- **PROBLEM DETAILS**:
Look through the records below, and copy out every line that holds the string "name".

Figure collection entries
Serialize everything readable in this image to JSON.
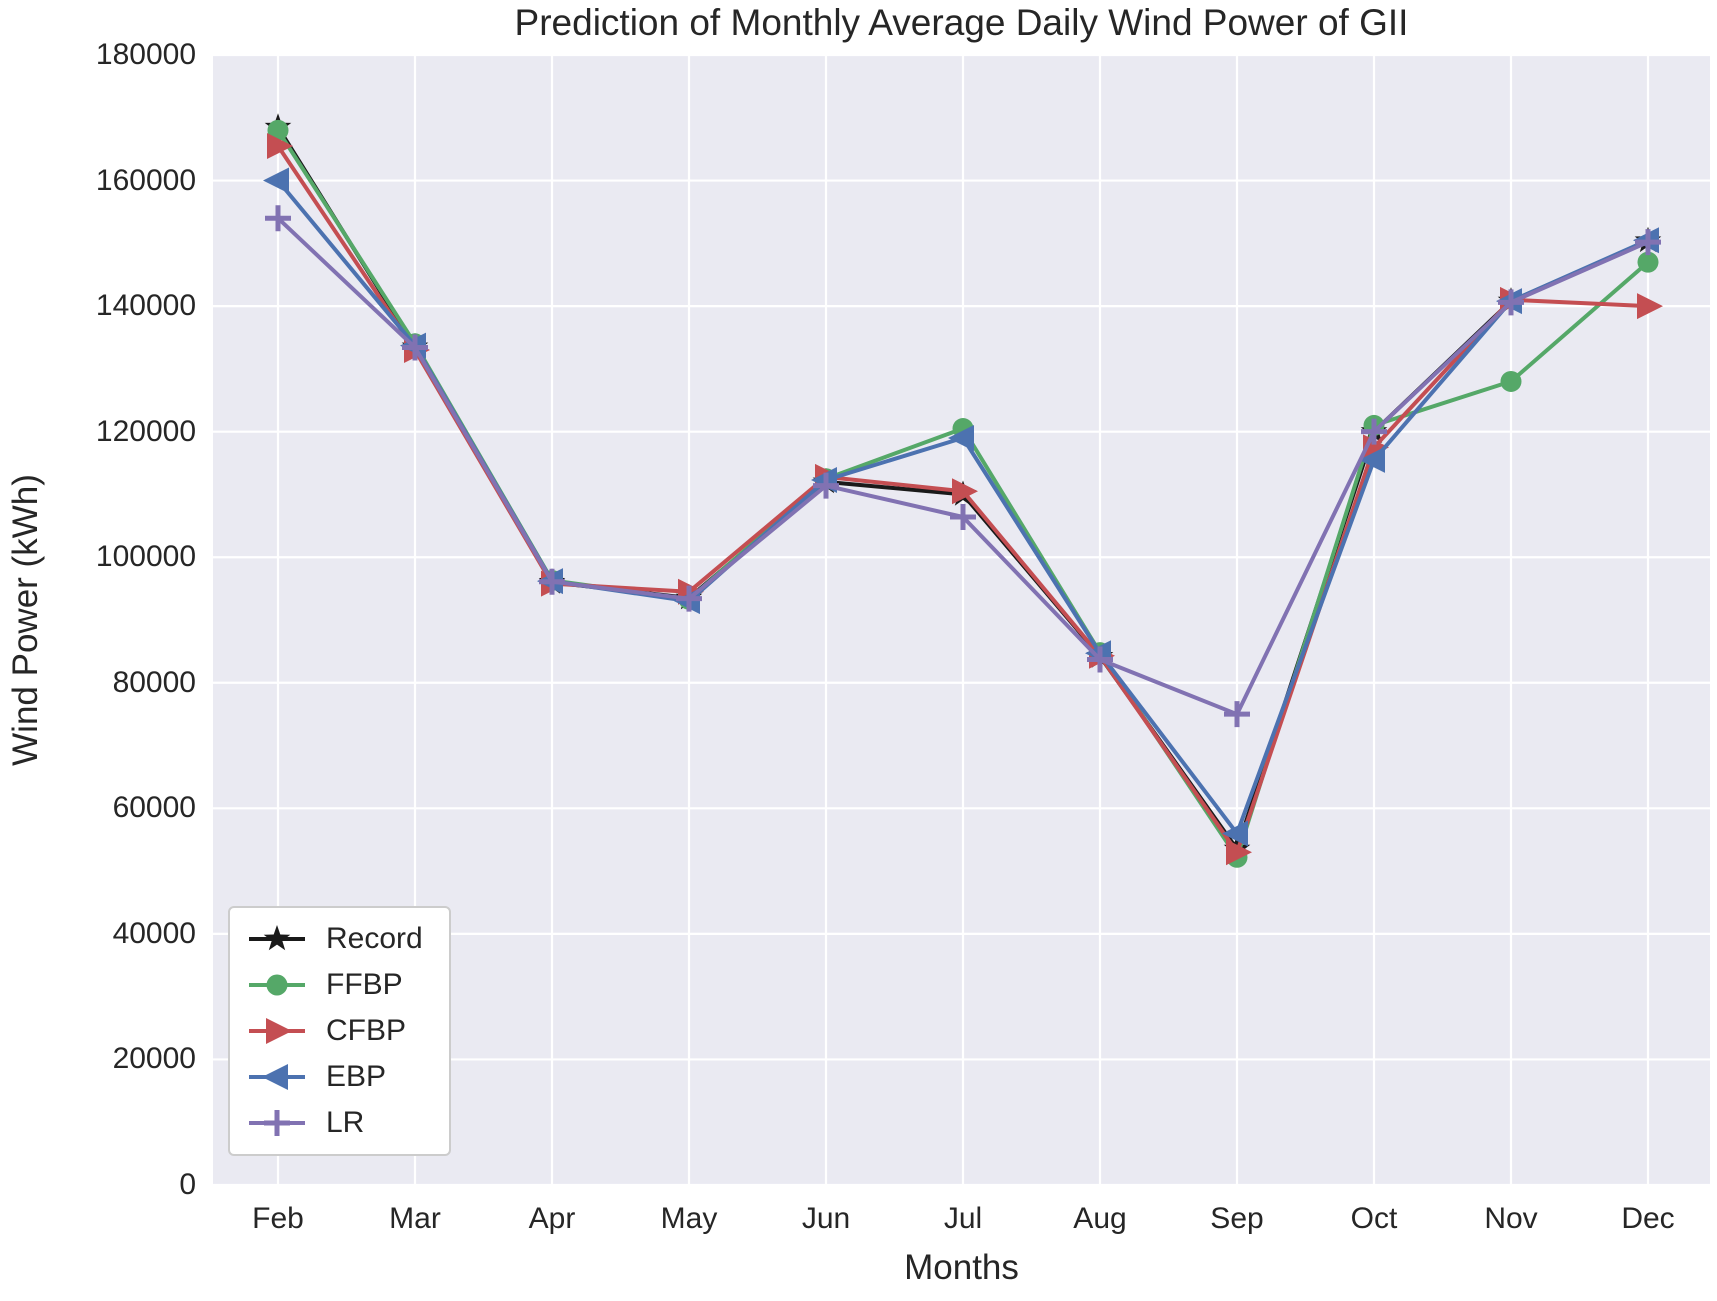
{
  "title": "Prediction of Monthly Average Daily Wind Power of GII",
  "chart_data": {
    "type": "line",
    "title": "Prediction of Monthly Average Daily Wind Power of GII",
    "xlabel": "Months",
    "ylabel": "Wind Power (kWh)",
    "categories": [
      "Feb",
      "Mar",
      "Apr",
      "May",
      "Jun",
      "Jul",
      "Aug",
      "Sep",
      "Oct",
      "Nov",
      "Dec"
    ],
    "ylim": [
      0,
      180000
    ],
    "yticks": [
      0,
      20000,
      40000,
      60000,
      80000,
      100000,
      120000,
      140000,
      160000,
      180000
    ],
    "grid": true,
    "legend_position": "lower-left",
    "plot_bg": "#eaeaf2",
    "grid_color": "#ffffff",
    "series": [
      {
        "name": "Record",
        "color": "#1a1a1a",
        "marker": "star",
        "values": [
          168500,
          133500,
          96000,
          93500,
          112000,
          110000,
          84200,
          53500,
          120000,
          140800,
          150400
        ]
      },
      {
        "name": "FFBP",
        "color": "#55a868",
        "marker": "circle",
        "values": [
          168000,
          134000,
          96300,
          93300,
          112500,
          120500,
          84800,
          52200,
          121000,
          128000,
          147000
        ]
      },
      {
        "name": "CFBP",
        "color": "#c44e52",
        "marker": "triangle-right",
        "values": [
          165500,
          133000,
          95800,
          94500,
          112800,
          110500,
          84300,
          53000,
          117500,
          141000,
          140000
        ]
      },
      {
        "name": "EBP",
        "color": "#4c72b0",
        "marker": "triangle-left",
        "values": [
          160000,
          133700,
          96200,
          93000,
          112300,
          119000,
          84700,
          56000,
          115500,
          140800,
          150500
        ]
      },
      {
        "name": "LR",
        "color": "#8172b2",
        "marker": "plus",
        "values": [
          154000,
          133400,
          96100,
          93400,
          111400,
          106400,
          83700,
          75000,
          120000,
          140600,
          150200
        ]
      }
    ]
  }
}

- **SOLUTION TO THIS PROBLEM**:
        "name": "Record",
        "name": "FFBP",
        "name": "CFBP",
        "name": "EBP",
        "name": "LR",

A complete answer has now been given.